→ Direction
Collect all the lines that mention the word "行政处罚法".

═══ Information given ═══

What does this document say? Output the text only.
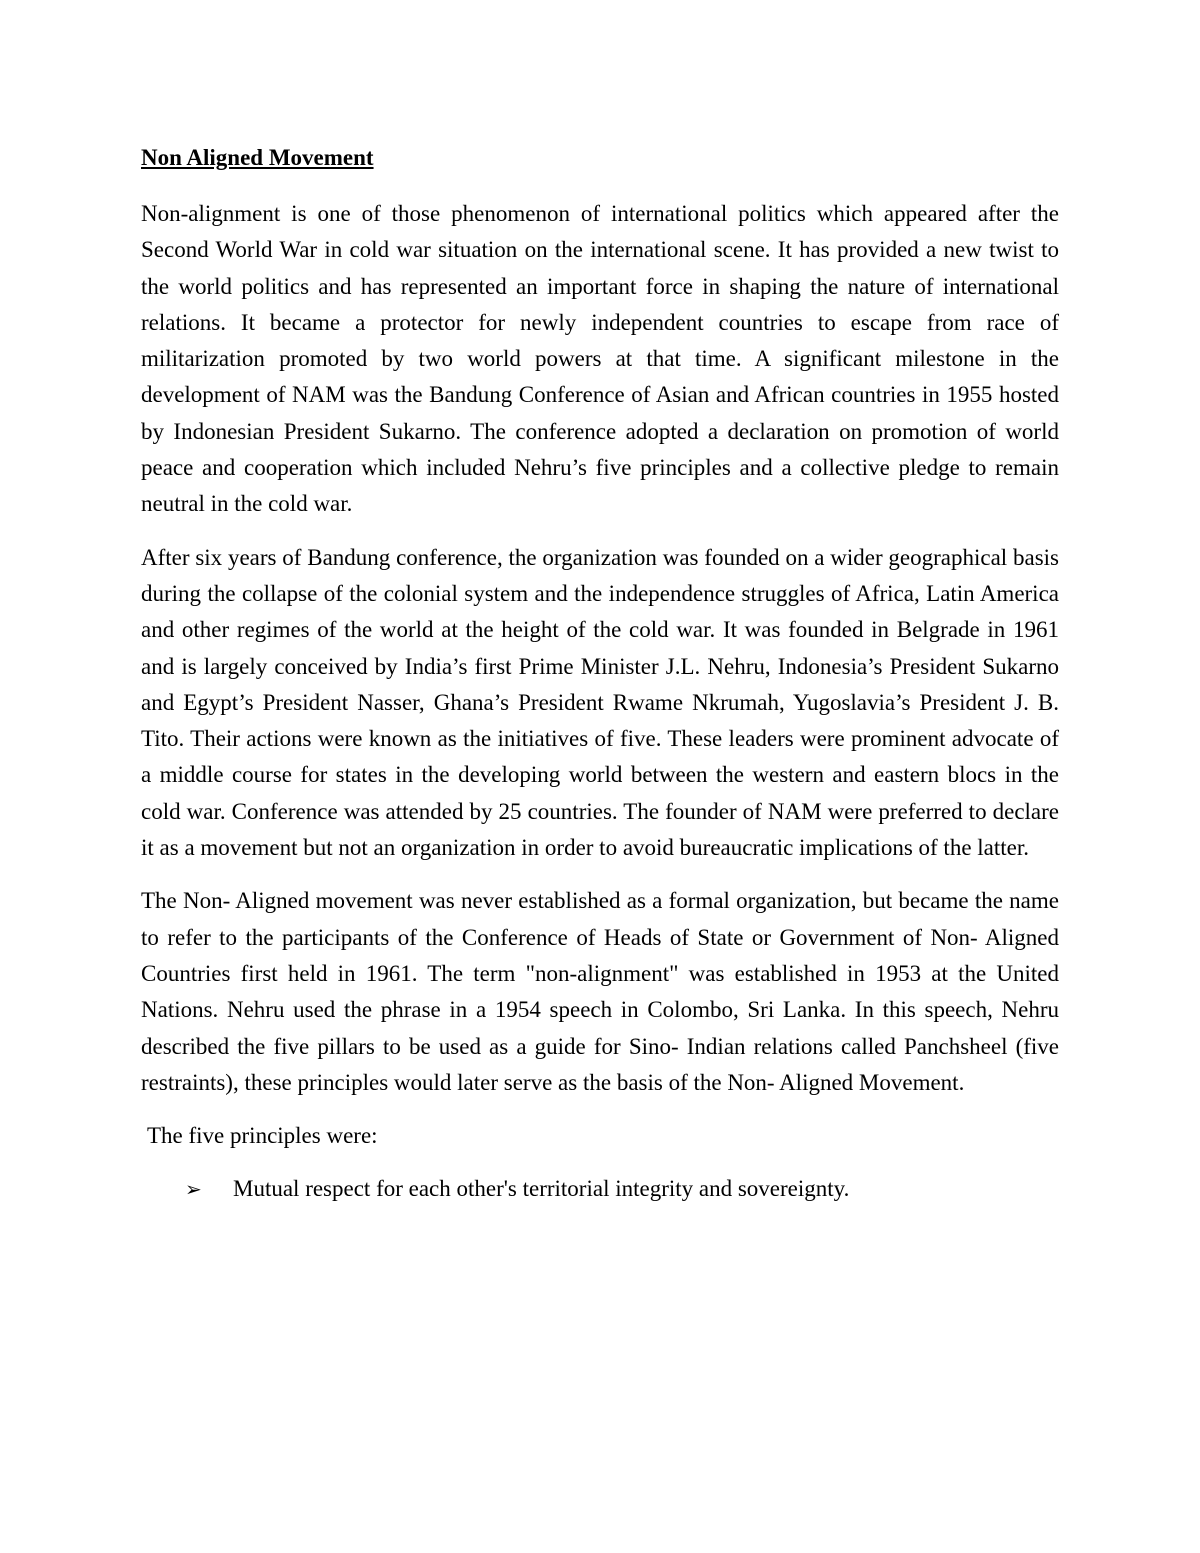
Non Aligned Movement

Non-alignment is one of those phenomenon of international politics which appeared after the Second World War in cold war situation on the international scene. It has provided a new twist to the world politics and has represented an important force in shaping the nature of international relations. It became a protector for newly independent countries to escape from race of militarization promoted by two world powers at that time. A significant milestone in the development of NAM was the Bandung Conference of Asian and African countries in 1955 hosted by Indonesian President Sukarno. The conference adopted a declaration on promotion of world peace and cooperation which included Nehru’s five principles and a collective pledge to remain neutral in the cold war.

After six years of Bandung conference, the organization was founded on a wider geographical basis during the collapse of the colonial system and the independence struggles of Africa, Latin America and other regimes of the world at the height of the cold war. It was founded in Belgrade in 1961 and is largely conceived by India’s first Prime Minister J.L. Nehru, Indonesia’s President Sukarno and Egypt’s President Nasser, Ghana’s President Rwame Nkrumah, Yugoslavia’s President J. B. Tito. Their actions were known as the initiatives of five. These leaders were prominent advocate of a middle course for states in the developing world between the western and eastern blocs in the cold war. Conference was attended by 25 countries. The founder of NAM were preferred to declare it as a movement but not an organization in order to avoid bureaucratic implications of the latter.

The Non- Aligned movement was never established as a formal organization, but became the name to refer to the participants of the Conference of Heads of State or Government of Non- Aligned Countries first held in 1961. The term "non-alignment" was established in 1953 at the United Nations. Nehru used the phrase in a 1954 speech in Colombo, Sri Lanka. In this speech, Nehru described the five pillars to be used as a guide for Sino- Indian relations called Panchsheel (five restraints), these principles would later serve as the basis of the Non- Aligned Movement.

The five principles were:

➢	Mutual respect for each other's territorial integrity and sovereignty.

═══
═══ Information given ═══

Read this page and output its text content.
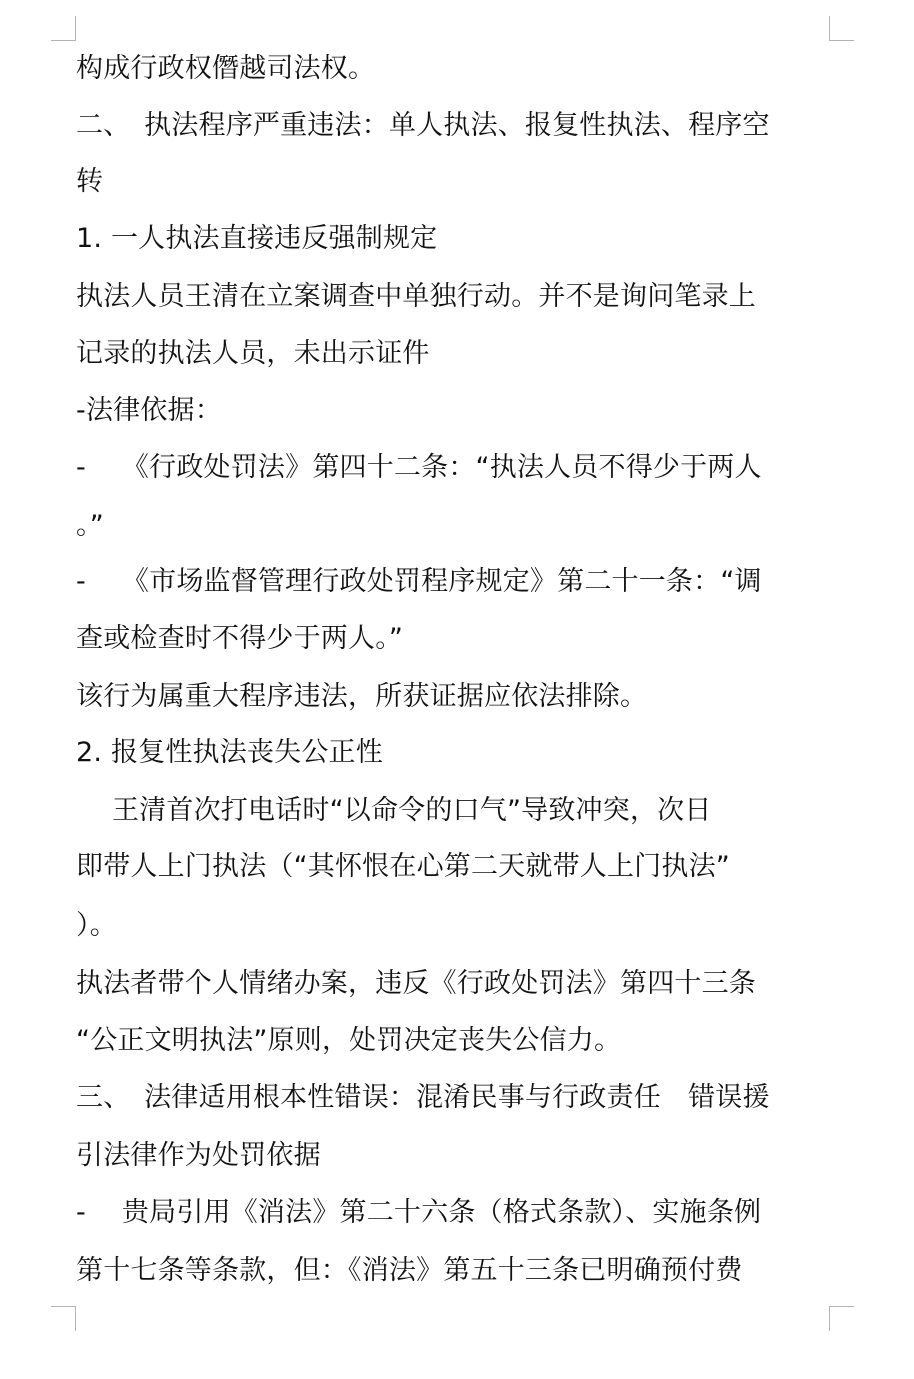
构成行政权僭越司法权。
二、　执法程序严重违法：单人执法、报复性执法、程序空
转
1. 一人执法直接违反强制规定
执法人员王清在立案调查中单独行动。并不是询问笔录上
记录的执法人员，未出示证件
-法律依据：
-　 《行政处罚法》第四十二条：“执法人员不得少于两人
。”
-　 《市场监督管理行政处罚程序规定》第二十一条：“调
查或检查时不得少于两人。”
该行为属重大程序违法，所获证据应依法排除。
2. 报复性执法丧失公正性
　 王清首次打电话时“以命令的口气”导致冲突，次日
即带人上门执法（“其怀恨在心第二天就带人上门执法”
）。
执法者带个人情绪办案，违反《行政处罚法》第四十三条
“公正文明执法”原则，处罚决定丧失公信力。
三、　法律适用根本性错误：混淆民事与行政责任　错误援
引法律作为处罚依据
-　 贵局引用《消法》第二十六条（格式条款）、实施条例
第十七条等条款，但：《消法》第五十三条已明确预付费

═══

→ Exercise answer
-　 《行政处罚法》第四十二条：“执法人员不得少于两人
执法者带个人情绪办案，违反《行政处罚法》第四十三条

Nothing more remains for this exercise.